Materials provided
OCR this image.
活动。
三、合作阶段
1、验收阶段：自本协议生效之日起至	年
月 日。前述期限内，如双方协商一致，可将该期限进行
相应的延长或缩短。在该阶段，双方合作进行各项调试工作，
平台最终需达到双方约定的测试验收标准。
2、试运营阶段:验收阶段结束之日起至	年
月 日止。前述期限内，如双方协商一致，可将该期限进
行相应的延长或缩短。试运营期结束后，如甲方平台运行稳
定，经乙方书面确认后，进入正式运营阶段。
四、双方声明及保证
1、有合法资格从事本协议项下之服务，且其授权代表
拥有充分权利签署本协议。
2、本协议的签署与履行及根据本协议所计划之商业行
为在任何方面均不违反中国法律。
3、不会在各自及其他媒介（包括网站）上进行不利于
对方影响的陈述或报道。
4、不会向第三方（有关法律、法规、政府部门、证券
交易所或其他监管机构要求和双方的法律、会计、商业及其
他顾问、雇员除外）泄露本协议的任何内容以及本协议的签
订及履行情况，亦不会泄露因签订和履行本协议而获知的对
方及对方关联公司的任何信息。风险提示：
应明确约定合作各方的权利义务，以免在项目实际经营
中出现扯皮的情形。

What the task asks
Set down the material above again, word for word.

Output below
OCR this image.
活动。
三、合作阶段
1、验收阶段：自本协议生效之日起至	年
月 日。前述期限内，如双方协商一致，可将该期限进行
相应的延长或缩短。在该阶段，双方合作进行各项调试工作，
平台最终需达到双方约定的测试验收标准。
2、试运营阶段:验收阶段结束之日起至	年
月 日止。前述期限内，如双方协商一致，可将该期限进
行相应的延长或缩短。试运营期结束后，如甲方平台运行稳
定，经乙方书面确认后，进入正式运营阶段。
四、双方声明及保证
1、有合法资格从事本协议项下之服务，且其授权代表
拥有充分权利签署本协议。
2、本协议的签署与履行及根据本协议所计划之商业行
为在任何方面均不违反中国法律。
3、不会在各自及其他媒介（包括网站）上进行不利于
对方影响的陈述或报道。
4、不会向第三方（有关法律、法规、政府部门、证券
交易所或其他监管机构要求和双方的法律、会计、商业及其
他顾问、雇员除外）泄露本协议的任何内容以及本协议的签
订及履行情况，亦不会泄露因签订和履行本协议而获知的对
方及对方关联公司的任何信息。风险提示：
应明确约定合作各方的权利义务，以免在项目实际经营
中出现扯皮的情形。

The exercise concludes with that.